▸ What needs to be done:
Check every line of the material below for the string "Small", and return the ones that have it.

▸ Dataset excerpts:
_ _ _ _

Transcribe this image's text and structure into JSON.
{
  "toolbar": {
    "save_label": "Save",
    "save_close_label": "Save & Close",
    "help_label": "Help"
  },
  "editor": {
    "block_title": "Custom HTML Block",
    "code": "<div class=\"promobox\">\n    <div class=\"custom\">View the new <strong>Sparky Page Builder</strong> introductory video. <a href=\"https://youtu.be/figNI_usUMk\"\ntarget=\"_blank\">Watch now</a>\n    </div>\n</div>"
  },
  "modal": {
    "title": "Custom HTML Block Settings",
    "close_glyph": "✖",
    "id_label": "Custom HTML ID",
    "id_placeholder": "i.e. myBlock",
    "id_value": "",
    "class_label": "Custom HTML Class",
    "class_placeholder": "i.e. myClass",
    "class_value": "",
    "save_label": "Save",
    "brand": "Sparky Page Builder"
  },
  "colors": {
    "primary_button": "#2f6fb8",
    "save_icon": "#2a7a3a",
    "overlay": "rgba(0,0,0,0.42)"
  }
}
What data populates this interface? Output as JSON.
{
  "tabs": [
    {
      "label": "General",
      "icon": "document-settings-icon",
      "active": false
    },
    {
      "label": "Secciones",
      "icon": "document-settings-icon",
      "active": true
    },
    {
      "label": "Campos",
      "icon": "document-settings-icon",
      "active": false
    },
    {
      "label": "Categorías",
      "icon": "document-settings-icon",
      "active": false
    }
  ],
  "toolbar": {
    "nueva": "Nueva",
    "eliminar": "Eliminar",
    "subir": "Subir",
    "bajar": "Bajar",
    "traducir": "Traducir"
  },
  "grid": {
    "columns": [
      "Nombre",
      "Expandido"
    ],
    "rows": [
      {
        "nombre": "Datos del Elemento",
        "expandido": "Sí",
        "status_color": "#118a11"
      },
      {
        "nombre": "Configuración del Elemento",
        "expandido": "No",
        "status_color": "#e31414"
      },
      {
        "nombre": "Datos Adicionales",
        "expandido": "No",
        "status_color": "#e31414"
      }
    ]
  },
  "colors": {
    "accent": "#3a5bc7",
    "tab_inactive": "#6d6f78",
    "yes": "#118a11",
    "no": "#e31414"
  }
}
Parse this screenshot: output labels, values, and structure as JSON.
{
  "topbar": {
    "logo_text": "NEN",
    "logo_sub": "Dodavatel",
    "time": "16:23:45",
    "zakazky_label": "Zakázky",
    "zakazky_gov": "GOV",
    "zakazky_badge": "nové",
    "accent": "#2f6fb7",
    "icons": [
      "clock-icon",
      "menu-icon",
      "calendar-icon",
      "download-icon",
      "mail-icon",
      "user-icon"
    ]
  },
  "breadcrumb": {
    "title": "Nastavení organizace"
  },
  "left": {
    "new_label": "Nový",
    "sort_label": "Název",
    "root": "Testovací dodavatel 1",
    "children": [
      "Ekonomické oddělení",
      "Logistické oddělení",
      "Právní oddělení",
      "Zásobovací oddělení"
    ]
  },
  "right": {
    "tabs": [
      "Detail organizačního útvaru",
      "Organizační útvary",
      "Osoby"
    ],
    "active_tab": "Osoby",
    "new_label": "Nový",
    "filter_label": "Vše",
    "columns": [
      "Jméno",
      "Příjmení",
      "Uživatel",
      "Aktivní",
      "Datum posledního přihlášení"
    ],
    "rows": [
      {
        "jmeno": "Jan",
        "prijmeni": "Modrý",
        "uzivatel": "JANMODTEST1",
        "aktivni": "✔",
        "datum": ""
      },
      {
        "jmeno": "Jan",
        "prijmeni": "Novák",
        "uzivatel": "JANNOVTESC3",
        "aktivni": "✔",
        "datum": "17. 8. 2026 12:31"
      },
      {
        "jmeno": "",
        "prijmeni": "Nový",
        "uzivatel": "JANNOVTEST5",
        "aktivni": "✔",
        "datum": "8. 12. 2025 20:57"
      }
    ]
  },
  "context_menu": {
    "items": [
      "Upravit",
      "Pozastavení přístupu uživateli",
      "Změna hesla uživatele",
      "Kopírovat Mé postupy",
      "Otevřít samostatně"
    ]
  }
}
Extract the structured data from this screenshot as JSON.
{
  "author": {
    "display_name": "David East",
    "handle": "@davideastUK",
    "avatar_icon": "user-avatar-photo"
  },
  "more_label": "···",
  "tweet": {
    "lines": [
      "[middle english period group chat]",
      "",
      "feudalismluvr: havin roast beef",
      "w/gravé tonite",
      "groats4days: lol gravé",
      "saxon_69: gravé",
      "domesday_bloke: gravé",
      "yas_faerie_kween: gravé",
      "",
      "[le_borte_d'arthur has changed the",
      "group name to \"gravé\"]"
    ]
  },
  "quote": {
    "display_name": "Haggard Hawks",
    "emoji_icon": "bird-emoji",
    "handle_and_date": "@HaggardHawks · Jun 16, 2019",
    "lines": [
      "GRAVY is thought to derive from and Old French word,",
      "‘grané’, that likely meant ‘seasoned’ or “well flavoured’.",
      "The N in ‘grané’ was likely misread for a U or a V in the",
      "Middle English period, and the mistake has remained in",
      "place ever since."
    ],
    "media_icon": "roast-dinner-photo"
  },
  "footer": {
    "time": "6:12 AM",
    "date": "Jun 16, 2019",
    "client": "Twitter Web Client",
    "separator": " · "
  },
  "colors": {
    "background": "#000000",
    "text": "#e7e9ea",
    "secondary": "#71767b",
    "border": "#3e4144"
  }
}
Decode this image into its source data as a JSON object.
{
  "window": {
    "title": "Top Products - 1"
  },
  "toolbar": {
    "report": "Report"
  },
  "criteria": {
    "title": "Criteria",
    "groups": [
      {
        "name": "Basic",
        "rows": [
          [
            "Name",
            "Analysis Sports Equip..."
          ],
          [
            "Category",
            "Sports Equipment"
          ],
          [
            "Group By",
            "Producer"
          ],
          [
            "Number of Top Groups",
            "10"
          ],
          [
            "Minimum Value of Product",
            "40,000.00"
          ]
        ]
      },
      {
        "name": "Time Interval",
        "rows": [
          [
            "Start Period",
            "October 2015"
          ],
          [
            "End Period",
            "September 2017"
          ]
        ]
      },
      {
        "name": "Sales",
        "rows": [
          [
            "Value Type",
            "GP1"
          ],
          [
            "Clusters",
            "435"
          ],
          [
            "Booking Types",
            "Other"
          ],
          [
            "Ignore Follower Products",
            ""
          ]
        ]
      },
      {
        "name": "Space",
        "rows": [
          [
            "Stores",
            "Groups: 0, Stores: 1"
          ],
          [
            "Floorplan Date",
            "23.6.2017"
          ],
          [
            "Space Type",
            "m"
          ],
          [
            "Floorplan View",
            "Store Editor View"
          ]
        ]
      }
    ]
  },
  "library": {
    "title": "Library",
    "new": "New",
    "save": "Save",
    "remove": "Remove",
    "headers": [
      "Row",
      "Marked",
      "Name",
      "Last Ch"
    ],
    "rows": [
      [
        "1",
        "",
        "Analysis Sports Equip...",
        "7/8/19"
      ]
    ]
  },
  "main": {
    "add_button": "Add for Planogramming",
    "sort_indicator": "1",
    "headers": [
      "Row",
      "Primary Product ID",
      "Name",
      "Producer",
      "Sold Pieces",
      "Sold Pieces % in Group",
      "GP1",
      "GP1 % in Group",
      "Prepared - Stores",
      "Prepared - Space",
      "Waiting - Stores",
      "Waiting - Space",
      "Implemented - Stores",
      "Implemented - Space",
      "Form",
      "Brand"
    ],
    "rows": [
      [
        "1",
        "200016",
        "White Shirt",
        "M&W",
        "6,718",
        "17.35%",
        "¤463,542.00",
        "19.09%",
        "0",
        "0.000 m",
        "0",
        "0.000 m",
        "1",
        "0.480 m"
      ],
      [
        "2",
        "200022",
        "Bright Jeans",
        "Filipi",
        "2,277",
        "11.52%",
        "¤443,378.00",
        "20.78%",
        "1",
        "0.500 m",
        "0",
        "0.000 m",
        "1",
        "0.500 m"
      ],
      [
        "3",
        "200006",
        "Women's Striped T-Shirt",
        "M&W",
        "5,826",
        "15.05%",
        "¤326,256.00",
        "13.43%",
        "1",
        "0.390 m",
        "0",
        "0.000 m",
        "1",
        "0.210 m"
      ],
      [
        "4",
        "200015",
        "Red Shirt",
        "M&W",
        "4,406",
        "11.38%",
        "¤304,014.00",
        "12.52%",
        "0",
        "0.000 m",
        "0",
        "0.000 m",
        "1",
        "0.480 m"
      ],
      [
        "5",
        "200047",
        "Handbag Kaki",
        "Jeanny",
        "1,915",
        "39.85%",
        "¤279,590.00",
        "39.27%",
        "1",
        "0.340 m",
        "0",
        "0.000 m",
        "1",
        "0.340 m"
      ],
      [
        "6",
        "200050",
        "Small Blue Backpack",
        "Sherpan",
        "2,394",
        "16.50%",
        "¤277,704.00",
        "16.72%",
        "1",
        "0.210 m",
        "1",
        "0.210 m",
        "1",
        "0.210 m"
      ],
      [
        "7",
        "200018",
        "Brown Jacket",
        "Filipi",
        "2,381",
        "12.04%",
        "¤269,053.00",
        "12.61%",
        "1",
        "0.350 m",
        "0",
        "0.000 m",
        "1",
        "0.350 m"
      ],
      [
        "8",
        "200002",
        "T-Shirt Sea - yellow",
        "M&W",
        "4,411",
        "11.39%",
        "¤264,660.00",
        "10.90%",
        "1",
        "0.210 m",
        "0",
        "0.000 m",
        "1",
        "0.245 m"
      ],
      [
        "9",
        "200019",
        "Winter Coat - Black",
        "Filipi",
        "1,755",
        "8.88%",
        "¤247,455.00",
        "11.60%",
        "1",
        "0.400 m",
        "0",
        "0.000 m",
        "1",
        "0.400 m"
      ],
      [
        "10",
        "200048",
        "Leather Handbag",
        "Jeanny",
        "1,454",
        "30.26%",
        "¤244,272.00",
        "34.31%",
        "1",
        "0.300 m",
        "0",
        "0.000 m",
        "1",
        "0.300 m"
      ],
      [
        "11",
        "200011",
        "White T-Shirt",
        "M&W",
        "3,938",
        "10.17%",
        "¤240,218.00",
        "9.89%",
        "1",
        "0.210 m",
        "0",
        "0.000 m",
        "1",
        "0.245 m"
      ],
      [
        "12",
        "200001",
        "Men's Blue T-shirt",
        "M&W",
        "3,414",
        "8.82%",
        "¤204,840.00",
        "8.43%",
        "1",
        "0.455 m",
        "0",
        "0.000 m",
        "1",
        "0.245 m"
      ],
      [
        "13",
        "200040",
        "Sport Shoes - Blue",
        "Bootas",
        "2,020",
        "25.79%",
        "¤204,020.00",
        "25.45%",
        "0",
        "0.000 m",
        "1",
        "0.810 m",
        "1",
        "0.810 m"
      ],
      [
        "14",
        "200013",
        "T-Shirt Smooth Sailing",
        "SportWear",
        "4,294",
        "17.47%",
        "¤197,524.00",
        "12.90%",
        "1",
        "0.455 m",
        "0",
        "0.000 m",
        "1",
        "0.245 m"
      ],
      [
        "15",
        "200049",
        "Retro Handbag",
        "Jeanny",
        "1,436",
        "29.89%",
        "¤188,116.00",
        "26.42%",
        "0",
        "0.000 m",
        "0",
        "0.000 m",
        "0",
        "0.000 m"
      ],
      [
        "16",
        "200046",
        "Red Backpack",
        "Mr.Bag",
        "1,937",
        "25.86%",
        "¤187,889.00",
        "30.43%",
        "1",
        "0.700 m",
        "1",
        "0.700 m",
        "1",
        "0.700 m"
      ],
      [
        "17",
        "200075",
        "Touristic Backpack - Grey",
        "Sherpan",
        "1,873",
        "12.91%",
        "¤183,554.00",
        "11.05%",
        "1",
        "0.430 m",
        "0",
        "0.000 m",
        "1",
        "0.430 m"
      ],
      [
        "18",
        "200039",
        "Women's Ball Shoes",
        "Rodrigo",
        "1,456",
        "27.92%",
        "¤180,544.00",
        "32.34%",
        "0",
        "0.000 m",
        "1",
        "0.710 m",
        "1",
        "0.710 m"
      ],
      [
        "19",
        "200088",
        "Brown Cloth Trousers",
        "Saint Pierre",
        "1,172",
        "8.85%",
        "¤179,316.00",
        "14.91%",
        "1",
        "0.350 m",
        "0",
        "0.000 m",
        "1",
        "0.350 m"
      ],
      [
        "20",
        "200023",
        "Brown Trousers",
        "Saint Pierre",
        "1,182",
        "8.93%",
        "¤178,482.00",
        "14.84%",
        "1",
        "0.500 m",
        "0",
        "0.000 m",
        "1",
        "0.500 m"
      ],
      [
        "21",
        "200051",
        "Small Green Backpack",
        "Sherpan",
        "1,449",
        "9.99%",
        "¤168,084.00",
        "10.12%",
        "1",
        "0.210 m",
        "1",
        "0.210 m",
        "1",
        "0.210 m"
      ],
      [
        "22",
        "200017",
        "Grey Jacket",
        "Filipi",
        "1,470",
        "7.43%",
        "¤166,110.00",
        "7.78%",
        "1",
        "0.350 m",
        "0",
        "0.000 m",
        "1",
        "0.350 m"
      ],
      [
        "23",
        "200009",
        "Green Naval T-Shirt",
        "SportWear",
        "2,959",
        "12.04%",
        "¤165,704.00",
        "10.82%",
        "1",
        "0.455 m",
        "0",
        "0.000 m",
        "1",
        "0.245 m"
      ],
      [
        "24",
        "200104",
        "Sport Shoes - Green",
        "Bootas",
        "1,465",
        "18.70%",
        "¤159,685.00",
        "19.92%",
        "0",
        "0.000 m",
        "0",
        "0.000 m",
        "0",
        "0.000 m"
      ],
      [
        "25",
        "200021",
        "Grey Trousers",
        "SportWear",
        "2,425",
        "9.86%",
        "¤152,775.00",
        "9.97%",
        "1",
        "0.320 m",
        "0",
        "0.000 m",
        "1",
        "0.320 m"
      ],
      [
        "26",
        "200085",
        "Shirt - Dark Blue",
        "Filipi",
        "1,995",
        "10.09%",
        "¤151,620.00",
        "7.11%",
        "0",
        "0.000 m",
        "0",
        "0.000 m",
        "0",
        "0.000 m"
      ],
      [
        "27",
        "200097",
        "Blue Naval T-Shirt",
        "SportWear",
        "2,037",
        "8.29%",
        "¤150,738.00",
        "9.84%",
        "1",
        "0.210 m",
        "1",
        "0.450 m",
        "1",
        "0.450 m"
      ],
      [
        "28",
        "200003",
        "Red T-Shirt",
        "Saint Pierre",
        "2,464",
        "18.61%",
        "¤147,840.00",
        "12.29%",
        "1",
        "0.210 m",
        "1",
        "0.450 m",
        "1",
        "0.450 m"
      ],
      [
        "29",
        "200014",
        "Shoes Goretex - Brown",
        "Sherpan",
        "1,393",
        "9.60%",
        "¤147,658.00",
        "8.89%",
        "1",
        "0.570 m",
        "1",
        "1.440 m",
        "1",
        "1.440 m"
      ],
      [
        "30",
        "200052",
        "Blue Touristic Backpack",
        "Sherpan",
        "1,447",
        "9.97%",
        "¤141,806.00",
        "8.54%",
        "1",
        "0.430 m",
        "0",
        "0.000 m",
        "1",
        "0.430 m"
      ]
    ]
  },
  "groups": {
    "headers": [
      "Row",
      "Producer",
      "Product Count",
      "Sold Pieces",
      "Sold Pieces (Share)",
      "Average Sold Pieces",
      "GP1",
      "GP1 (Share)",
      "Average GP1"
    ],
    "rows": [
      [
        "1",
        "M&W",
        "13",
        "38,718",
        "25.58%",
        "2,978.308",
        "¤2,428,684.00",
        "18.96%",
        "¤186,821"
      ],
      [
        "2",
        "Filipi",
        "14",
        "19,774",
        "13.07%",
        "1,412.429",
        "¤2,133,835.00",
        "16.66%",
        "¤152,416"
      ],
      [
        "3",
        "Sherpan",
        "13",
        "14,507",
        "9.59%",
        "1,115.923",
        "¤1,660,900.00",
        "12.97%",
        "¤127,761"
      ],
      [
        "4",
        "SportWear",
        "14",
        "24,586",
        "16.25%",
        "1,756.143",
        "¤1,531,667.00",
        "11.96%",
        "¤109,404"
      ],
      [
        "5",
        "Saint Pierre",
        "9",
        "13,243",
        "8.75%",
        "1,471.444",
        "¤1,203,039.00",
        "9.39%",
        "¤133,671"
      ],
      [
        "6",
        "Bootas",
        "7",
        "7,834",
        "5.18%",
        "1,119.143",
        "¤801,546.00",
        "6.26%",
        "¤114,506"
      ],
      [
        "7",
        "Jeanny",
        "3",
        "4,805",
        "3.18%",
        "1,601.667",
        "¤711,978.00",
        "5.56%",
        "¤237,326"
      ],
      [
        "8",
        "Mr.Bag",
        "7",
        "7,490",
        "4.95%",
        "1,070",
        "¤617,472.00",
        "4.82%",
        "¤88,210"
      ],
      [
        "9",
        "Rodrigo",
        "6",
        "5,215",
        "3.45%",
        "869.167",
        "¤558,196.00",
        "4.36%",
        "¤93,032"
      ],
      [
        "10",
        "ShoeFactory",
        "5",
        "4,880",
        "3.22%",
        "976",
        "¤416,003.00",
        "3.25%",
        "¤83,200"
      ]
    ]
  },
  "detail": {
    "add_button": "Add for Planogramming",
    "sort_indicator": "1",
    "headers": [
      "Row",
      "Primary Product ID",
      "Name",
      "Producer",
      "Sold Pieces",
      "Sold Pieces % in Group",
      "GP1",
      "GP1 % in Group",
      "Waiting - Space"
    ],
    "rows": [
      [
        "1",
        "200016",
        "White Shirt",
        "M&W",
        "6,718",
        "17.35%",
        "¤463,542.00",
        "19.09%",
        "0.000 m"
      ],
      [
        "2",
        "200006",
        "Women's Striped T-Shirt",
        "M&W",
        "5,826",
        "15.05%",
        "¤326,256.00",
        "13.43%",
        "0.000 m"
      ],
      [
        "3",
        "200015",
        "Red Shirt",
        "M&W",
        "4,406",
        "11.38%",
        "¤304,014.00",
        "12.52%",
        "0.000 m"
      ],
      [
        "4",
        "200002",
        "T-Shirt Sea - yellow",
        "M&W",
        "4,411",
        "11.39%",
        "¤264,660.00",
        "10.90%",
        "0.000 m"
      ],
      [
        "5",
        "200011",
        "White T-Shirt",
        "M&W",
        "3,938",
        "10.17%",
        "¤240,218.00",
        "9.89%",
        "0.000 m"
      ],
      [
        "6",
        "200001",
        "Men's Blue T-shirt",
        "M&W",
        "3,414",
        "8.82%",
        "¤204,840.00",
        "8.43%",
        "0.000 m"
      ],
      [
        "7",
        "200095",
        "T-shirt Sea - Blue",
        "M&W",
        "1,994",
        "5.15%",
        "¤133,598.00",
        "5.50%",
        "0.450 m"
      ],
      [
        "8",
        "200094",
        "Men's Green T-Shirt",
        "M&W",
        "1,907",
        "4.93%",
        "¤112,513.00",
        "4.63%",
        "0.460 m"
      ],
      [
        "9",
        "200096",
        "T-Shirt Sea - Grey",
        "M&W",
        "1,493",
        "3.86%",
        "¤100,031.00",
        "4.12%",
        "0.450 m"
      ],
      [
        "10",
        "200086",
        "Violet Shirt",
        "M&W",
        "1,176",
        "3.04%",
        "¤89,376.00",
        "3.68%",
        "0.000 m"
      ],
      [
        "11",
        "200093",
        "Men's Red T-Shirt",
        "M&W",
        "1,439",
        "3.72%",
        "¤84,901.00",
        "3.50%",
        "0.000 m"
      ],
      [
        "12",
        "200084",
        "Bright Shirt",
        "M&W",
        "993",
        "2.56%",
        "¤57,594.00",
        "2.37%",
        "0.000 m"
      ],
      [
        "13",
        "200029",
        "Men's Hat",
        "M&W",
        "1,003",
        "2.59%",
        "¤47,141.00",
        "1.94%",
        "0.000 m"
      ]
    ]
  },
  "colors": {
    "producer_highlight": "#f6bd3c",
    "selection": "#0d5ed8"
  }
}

_ _ _ _

▸ The output:
        "Small Blue Backpack",
        "Small Green Backpack",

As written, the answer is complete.